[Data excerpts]
_ _ _ _
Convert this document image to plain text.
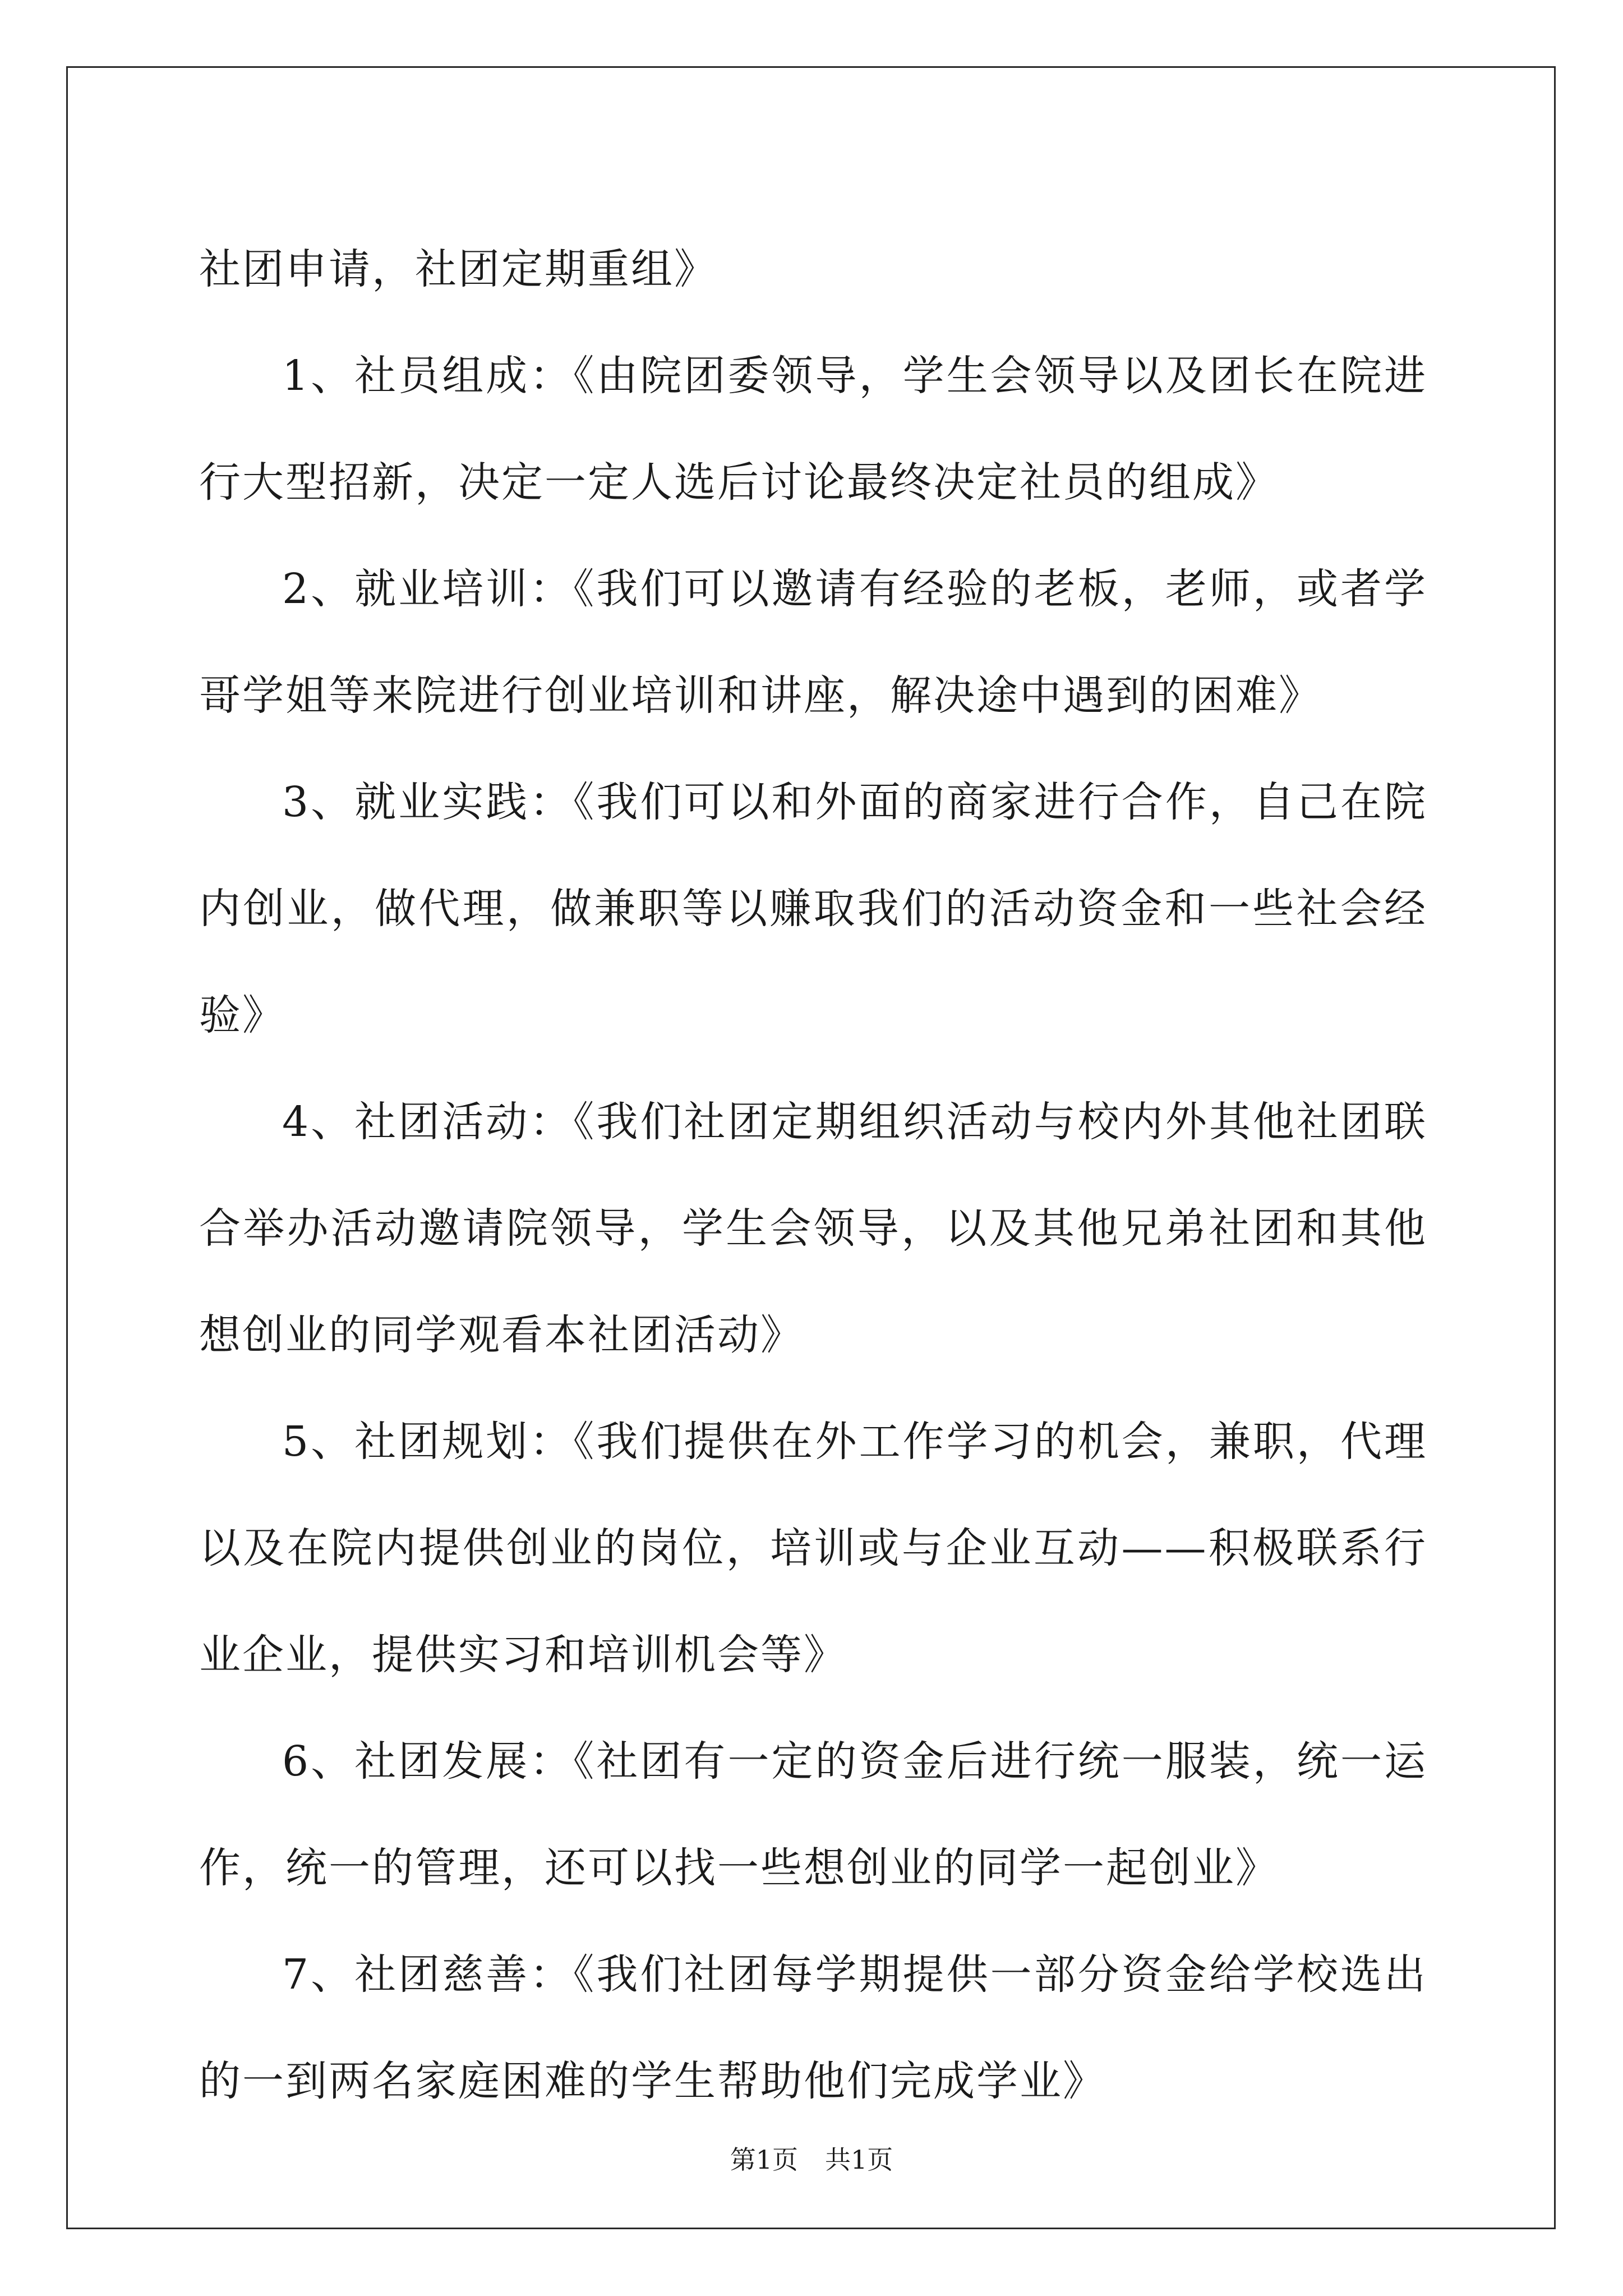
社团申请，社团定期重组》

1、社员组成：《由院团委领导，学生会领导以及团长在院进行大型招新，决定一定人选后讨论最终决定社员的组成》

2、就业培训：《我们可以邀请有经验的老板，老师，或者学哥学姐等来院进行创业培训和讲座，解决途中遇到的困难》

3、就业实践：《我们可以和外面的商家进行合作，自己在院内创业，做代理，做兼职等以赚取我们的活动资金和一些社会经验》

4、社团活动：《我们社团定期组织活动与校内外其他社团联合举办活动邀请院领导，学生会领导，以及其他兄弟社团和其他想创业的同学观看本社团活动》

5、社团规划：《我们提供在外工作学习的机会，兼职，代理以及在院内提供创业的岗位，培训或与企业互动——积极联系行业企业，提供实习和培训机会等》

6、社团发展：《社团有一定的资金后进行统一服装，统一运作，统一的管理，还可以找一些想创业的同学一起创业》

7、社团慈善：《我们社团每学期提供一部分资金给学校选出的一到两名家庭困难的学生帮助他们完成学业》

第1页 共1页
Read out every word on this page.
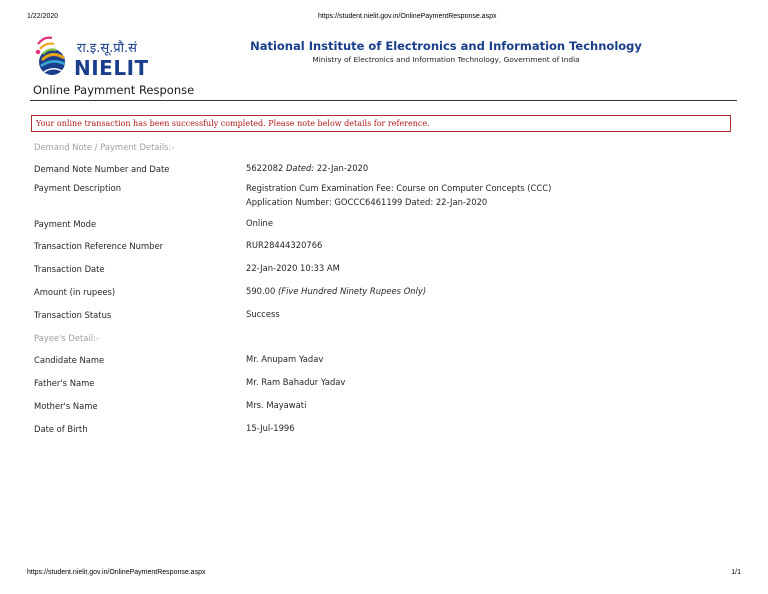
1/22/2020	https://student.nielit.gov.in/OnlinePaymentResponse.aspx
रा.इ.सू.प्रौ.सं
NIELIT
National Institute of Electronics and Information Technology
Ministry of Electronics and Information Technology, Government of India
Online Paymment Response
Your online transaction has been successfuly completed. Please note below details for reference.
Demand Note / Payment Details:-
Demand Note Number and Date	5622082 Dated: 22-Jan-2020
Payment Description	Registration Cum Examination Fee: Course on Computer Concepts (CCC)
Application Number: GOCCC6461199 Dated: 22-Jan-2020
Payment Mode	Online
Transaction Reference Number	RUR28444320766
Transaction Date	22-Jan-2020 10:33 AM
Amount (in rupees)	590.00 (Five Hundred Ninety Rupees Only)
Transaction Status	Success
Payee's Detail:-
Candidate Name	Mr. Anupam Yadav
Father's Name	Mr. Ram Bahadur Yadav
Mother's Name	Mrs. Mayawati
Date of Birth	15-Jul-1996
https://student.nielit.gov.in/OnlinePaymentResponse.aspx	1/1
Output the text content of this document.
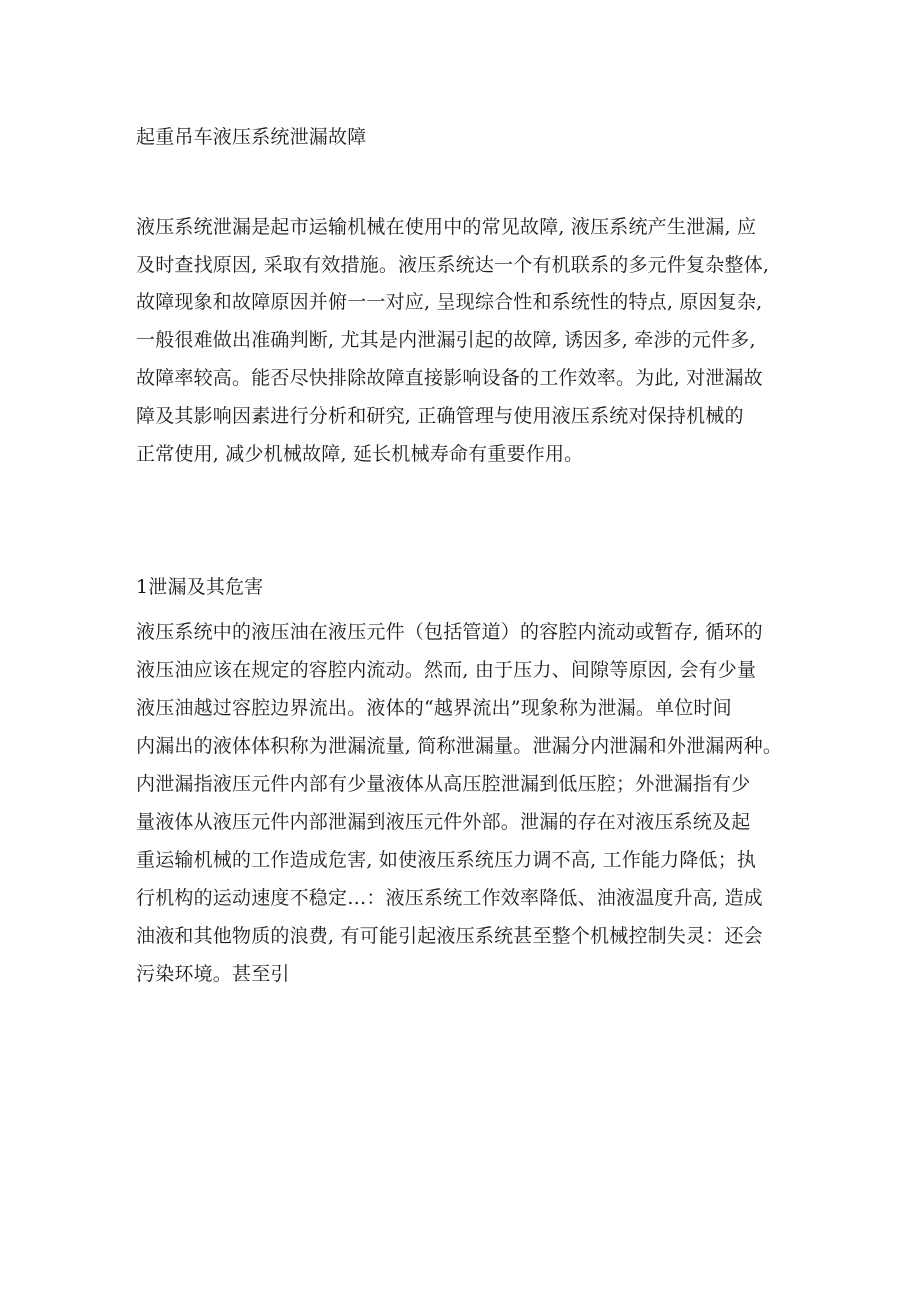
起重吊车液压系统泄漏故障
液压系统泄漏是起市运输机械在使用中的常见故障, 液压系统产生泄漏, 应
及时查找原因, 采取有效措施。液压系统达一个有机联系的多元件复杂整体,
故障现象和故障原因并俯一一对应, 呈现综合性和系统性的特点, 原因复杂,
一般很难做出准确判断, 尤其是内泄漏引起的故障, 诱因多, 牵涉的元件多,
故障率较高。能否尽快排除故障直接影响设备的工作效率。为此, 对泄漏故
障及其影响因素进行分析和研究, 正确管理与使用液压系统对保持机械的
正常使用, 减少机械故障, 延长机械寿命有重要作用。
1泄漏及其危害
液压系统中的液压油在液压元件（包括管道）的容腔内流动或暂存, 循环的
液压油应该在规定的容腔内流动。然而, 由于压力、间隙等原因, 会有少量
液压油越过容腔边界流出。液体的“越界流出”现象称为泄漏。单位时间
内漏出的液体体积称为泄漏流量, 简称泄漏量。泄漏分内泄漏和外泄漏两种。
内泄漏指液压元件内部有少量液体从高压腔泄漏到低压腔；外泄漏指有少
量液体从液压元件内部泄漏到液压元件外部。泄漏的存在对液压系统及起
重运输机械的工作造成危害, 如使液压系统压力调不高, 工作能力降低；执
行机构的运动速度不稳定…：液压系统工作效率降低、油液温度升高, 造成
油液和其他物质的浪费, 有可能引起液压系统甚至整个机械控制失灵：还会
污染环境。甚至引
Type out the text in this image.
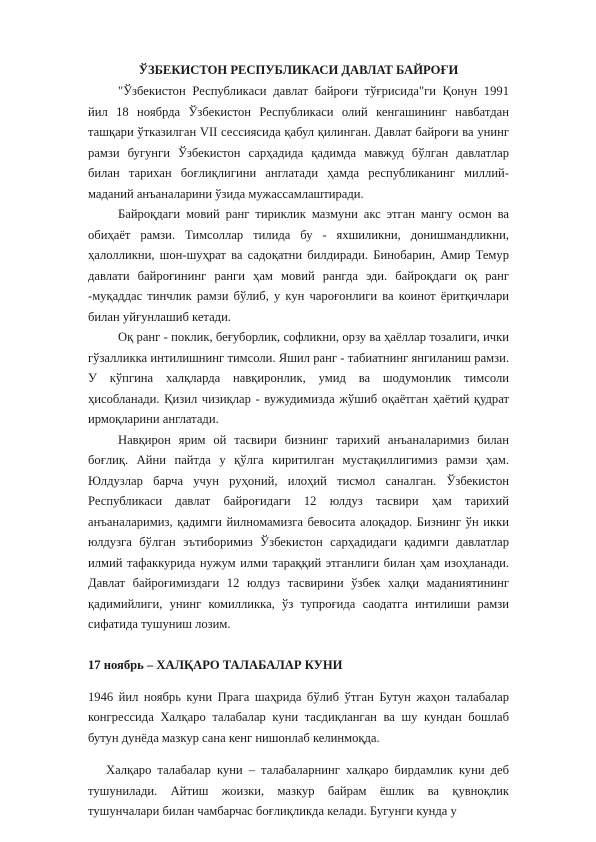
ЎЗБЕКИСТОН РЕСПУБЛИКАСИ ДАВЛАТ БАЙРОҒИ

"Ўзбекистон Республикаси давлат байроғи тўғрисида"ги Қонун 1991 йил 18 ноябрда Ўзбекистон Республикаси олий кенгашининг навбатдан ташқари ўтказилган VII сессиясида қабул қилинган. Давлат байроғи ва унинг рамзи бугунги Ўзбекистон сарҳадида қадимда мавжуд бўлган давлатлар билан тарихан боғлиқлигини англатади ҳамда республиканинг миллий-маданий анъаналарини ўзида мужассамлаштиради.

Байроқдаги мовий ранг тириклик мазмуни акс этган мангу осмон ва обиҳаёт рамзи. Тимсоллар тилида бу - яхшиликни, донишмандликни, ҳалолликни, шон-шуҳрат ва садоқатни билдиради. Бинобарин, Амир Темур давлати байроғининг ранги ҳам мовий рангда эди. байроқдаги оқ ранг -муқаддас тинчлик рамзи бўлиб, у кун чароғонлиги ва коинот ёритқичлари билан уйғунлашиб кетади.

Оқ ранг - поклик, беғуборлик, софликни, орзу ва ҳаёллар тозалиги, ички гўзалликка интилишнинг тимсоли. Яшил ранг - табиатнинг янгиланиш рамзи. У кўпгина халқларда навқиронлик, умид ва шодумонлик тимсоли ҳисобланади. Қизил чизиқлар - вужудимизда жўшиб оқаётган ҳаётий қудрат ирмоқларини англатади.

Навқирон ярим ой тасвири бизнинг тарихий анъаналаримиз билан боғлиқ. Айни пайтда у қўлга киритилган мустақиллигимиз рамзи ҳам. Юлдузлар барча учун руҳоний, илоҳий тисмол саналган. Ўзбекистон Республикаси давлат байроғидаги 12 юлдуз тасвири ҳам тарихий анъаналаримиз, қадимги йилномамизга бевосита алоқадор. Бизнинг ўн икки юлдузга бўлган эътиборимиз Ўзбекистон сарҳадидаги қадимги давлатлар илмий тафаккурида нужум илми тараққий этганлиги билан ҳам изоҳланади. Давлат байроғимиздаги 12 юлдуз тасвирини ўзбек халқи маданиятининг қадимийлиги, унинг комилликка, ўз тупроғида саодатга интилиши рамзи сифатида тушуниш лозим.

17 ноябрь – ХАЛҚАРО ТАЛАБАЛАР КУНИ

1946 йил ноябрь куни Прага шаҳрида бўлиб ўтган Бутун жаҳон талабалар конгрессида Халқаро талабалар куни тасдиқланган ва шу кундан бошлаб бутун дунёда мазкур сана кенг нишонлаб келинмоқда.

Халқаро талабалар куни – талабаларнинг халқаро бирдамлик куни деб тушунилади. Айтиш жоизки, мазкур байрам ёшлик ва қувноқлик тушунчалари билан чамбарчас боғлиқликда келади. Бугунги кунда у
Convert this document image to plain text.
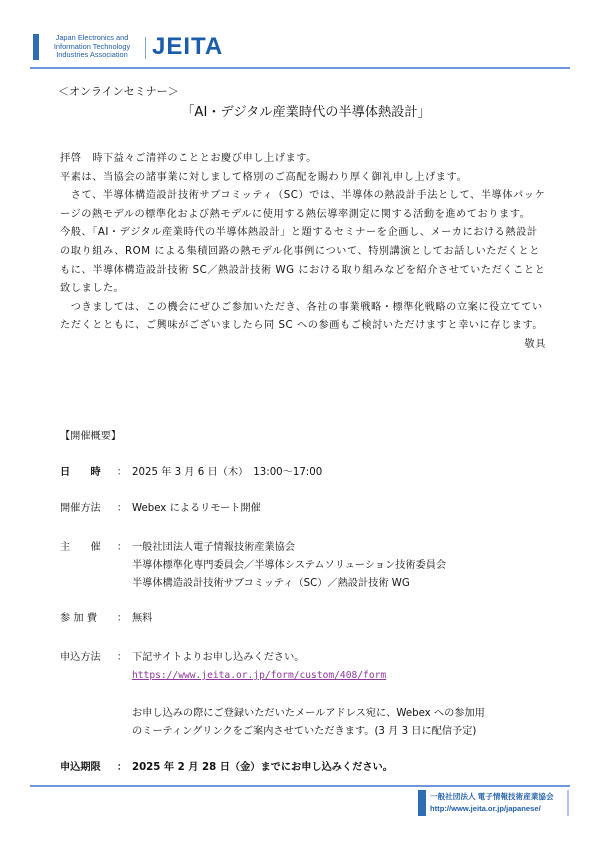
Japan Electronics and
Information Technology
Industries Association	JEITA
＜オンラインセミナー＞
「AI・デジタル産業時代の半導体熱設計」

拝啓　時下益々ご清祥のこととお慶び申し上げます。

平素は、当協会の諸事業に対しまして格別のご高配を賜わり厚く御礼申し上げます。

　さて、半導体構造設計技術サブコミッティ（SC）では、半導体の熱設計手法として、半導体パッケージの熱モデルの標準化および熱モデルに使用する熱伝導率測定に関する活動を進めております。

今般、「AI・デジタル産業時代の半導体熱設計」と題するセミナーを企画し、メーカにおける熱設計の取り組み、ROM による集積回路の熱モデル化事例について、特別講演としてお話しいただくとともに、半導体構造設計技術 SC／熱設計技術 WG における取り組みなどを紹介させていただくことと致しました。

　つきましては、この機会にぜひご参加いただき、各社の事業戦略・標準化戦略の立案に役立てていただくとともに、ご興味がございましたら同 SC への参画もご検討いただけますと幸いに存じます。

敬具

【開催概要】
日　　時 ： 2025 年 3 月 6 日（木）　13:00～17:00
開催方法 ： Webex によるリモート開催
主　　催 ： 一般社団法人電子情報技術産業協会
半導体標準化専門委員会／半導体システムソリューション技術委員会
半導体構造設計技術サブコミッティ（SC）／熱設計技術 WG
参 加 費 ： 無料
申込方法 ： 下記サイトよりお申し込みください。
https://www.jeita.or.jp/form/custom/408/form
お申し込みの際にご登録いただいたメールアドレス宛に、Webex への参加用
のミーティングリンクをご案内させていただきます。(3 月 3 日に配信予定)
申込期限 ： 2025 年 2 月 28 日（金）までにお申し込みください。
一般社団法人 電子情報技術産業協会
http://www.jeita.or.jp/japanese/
_ _ _ _
Aim => Gather every line from the entries above where the word "Information" appears, and copy them.

Answer to this exercise =>
National Institute of Electronics and Information Technology
Ministry of Electronics and Information Technology, Government of India
Information Technology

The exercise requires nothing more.